• _SOURCE EXCERPT_:
# Determine if S = $\{[a,b] | a, b \in \mathbb Q\}$ is a field under $+$ and $\cdot$ Finding multiplicative inverse help

Determine if S = $\{[a,b] | a, b \in \mathbb Q\}$ is a field under operations $+$ and $\cdot$ where $+$ is given by $[a_1, b_1] + [a_2 + b_2] = [a_1 + a_2, b_1+b_2]$ and $\cdot$ is given by $[a_1, b_1] \cdot [a_2, b_2] = [a_1a_2 - b_1b_2, a_1b_2 + b_1a_2], a_1, a_2, b_1, b_2 \in \mathbb Q$

Clearly closed under addition and multiplication

Since the components are $\in \mathbb Q$ then associative, commutative, and destributive laws follow.

additive identity: $[0,0]$

$[a_1, b_1] + [0,0] = [a_1, b_1]$, holds

multiplicative identity: $[1,0]$

$[a_1, b_1]\cdot[1,0] = [a_1, b_1]$, holds

additive inverse: $[-a_1, -b_1]$

$[a_1, b_1]+[-a_1, -b_1] = [0, 0]$, holds

multiplicative inverse: ??

Unsure how to do this part. I think I have to do this:

$$[a_1, b_1] \cdot [x, y] = [1, 0]$$

Not sure how to though.

• _EXTRACTED RECORDS_:
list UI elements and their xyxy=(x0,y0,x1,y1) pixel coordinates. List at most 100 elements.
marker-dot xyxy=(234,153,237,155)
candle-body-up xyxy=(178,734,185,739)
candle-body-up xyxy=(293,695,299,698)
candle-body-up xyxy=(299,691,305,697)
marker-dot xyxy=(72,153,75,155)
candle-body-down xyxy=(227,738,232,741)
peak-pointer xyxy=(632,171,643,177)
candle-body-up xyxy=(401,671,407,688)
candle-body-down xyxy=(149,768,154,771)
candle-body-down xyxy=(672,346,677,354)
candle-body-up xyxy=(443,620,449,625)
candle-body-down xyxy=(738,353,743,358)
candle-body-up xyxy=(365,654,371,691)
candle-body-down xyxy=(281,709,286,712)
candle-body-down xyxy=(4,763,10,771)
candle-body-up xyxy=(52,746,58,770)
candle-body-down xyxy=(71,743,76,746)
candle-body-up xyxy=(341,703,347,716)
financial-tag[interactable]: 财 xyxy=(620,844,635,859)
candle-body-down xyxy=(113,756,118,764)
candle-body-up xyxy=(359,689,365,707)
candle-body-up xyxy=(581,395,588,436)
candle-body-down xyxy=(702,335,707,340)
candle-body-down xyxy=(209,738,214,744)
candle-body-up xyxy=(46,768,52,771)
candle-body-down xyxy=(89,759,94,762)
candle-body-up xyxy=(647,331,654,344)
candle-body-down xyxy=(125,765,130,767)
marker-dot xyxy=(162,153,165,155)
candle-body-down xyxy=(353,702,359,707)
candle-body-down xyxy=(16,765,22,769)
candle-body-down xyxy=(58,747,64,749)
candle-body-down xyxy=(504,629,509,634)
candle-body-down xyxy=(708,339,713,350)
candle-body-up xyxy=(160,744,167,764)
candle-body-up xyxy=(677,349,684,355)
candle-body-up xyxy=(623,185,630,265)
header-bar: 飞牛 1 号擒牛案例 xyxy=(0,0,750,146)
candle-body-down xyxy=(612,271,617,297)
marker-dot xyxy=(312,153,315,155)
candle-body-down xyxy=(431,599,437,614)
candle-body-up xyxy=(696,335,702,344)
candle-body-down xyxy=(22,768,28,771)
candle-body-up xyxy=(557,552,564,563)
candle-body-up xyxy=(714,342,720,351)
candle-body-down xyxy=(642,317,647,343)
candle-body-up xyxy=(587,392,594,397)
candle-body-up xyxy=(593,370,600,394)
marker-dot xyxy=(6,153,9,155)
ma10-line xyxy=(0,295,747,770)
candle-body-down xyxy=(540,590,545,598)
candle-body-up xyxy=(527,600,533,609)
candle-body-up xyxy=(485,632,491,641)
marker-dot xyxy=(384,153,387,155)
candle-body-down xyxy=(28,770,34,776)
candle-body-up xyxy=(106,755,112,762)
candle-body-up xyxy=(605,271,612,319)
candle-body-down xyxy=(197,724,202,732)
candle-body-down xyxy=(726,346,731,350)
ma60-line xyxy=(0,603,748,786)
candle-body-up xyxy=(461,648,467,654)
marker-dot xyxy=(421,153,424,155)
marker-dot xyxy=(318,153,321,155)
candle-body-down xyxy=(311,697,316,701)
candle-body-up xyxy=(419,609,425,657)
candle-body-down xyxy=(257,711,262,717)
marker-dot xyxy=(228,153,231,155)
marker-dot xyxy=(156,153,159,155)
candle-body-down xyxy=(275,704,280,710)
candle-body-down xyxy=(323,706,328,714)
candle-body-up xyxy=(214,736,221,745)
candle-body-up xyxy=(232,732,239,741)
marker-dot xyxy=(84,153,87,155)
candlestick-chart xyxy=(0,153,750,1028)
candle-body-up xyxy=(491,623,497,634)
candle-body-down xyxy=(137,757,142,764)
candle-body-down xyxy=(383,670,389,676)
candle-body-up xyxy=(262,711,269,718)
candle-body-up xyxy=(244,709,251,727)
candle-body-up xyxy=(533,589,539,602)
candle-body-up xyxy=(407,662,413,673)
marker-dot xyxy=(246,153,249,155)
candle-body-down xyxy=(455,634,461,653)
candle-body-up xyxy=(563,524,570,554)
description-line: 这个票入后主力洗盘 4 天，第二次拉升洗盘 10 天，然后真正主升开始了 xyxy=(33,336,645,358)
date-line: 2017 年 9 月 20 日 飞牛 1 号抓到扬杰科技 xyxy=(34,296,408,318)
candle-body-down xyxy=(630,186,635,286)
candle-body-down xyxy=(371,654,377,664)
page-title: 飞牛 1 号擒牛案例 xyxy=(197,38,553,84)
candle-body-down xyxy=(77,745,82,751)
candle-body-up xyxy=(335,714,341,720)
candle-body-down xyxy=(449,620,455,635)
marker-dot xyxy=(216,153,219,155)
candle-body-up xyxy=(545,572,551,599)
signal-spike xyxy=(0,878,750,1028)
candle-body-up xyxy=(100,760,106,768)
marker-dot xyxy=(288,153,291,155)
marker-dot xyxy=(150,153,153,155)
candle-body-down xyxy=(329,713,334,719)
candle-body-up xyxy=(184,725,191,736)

• _WORK TO DO_:
• A. Answer these questions about the forum post on whether S is a field:
(i) What element is given as the additive identity?
(ii) What element is given as the multiplicative identity?
(iii) What equation does the writer think must be solved to find the multiplicative inverse?
• B. Supply what comes next in the forum post on whether S is a field, beginning after its final sentence.

• _FINAL ANSWERS_:
• A.
(i) $[0,0]$
(ii) $[1,0]$
(iii) $[a_1, b_1] \cdot [x, y] = [1, 0]$

• B.
• Does $[a,b]$ mean closed interval? Also, your definition of $+$ is garbled. – Eric M. Schmidt Sep 17 '17 at 1:54
• What do you mean? I put a line between the question and my attempt at it. I'm just trying to satisfy the properties for a field. – Tinler Sep 17 '17 at 1:58
• By $[a,b]$ do you mean a closed interval from analysis, i.e., something like $[a,b]=\{x\in\mathbb{R}:a\leq x\leq b\},$ or do you mean an ordered pair of numbers, usually denoted $(a,b)$ (though, admittedly, this notation is also used to mean "open interval" in analysis)? – Will R Sep 17 '17 at 1:58
• I'm not really sure, the question never labeled it. – Tinler Sep 17 '17 at 2:05
• I think, here $[a,b]$ means ordered pair. In that case it is a field, (isomorphic to) $\mathbb{Q}(i)$. If this is true, then think $[a,b]$ as a complex number $a+ib$, and then try. You can easily findout the inverse in this way. – Krish Sep 17 '17 at 2:19

You need to solve $[a,b]*[x,y]=[ax-by,bx+ay]=[1,0]$

So solve $ax-by=1$

$bx+ay=0$

$bx=-ay$ so (assuming $b\ne 0$) $x=-\frac aby$

So $-\frac {a^2}by -by=1$ and $y=\frac -1 {\frac {a^2}b-b} =-\frac b {a^2-b^2}$.

And $x=-\frac ab*-\frac b {a^2-b^2}=\frac a {a^2-b^2}$

So $[a,b]^{-1}=[\frac a {a^2-b^2},-\frac b {a^2-b^2}]$

That should look very familiar.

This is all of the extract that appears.